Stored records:
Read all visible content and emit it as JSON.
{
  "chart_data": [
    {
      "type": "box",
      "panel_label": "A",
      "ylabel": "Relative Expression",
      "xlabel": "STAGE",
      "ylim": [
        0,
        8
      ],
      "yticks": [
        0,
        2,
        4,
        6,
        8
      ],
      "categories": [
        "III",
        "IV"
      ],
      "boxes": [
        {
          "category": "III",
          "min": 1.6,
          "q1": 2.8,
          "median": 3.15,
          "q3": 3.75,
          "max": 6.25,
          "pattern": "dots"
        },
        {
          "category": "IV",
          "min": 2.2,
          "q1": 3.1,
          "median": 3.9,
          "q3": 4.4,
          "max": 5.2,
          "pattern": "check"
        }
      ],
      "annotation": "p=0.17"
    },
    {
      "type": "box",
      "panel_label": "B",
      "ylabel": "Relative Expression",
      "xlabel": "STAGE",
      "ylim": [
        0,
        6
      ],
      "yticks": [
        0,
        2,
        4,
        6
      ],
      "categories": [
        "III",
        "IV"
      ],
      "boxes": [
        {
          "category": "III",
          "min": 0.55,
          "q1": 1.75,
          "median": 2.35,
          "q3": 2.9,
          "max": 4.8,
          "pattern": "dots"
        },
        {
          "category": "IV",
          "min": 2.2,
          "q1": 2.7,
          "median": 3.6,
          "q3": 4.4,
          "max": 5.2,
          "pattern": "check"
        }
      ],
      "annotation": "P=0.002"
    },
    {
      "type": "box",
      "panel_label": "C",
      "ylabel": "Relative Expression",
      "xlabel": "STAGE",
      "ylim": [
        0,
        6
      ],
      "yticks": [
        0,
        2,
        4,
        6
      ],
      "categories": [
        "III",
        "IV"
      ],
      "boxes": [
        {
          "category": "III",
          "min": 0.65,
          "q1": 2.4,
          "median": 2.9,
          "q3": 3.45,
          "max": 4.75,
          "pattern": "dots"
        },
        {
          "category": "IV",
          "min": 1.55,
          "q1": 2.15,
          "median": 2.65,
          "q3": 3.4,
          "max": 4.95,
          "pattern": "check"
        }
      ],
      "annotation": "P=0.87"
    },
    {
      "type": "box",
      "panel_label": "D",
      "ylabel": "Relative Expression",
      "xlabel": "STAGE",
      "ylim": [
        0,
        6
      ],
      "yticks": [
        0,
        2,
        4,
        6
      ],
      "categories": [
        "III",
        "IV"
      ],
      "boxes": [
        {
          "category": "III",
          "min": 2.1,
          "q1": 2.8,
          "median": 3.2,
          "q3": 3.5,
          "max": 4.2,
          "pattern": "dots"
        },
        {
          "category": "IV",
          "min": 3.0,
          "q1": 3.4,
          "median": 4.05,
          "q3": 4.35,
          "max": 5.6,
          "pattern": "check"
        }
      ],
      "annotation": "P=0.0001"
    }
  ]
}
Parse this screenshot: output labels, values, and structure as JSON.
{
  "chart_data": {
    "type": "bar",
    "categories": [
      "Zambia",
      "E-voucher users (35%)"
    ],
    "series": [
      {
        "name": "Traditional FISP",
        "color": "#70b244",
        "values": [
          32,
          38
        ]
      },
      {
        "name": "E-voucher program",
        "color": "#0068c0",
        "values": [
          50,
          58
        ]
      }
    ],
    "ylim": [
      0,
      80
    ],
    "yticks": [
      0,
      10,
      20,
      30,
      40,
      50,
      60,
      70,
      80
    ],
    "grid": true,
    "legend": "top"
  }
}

▶ [Task objective] Produce a verbatim transcription of the entries above.

▶ [Output of the task]
Read all visible content and emit it as JSON.
{
  "chart_data": [
    {
      "type": "box",
      "panel_label": "A",
      "ylabel": "Relative Expression",
      "xlabel": "STAGE",
      "ylim": [
        0,
        8
      ],
      "yticks": [
        0,
        2,
        4,
        6,
        8
      ],
      "categories": [
        "III",
        "IV"
      ],
      "boxes": [
        {
          "category": "III",
          "min": 1.6,
          "q1": 2.8,
          "median": 3.15,
          "q3": 3.75,
          "max": 6.25,
          "pattern": "dots"
        },
        {
          "category": "IV",
          "min": 2.2,
          "q1": 3.1,
          "median": 3.9,
          "q3": 4.4,
          "max": 5.2,
          "pattern": "check"
        }
      ],
      "annotation": "p=0.17"
    },
    {
      "type": "box",
      "panel_label": "B",
      "ylabel": "Relative Expression",
      "xlabel": "STAGE",
      "ylim": [
        0,
        6
      ],
      "yticks": [
        0,
        2,
        4,
        6
      ],
      "categories": [
        "III",
        "IV"
      ],
      "boxes": [
        {
          "category": "III",
          "min": 0.55,
          "q1": 1.75,
          "median": 2.35,
          "q3": 2.9,
          "max": 4.8,
          "pattern": "dots"
        },
        {
          "category": "IV",
          "min": 2.2,
          "q1": 2.7,
          "median": 3.6,
          "q3": 4.4,
          "max": 5.2,
          "pattern": "check"
        }
      ],
      "annotation": "P=0.002"
    },
    {
      "type": "box",
      "panel_label": "C",
      "ylabel": "Relative Expression",
      "xlabel": "STAGE",
      "ylim": [
        0,
        6
      ],
      "yticks": [
        0,
        2,
        4,
        6
      ],
      "categories": [
        "III",
        "IV"
      ],
      "boxes": [
        {
          "category": "III",
          "min": 0.65,
          "q1": 2.4,
          "median": 2.9,
          "q3": 3.45,
          "max": 4.75,
          "pattern": "dots"
        },
        {
          "category": "IV",
          "min": 1.55,
          "q1": 2.15,
          "median": 2.65,
          "q3": 3.4,
          "max": 4.95,
          "pattern": "check"
        }
      ],
      "annotation": "P=0.87"
    },
    {
      "type": "box",
      "panel_label": "D",
      "ylabel": "Relative Expression",
      "xlabel": "STAGE",
      "ylim": [
        0,
        6
      ],
      "yticks": [
        0,
        2,
        4,
        6
      ],
      "categories": [
        "III",
        "IV"
      ],
      "boxes": [
        {
          "category": "III",
          "min": 2.1,
          "q1": 2.8,
          "median": 3.2,
          "q3": 3.5,
          "max": 4.2,
          "pattern": "dots"
        },
        {
          "category": "IV",
          "min": 3.0,
          "q1": 3.4,
          "median": 4.05,
          "q3": 4.35,
          "max": 5.6,
          "pattern": "check"
        }
      ],
      "annotation": "P=0.0001"
    }
  ]
}
Parse this screenshot: output labels, values, and structure as JSON.
{
  "chart_data": {
    "type": "bar",
    "categories": [
      "Zambia",
      "E-voucher users (35%)"
    ],
    "series": [
      {
        "name": "Traditional FISP",
        "color": "#70b244",
        "values": [
          32,
          38
        ]
      },
      {
        "name": "E-voucher program",
        "color": "#0068c0",
        "values": [
          50,
          58
        ]
      }
    ],
    "ylim": [
      0,
      80
    ],
    "yticks": [
      0,
      10,
      20,
      30,
      40,
      50,
      60,
      70,
      80
    ],
    "grid": true,
    "legend": "top"
  }
}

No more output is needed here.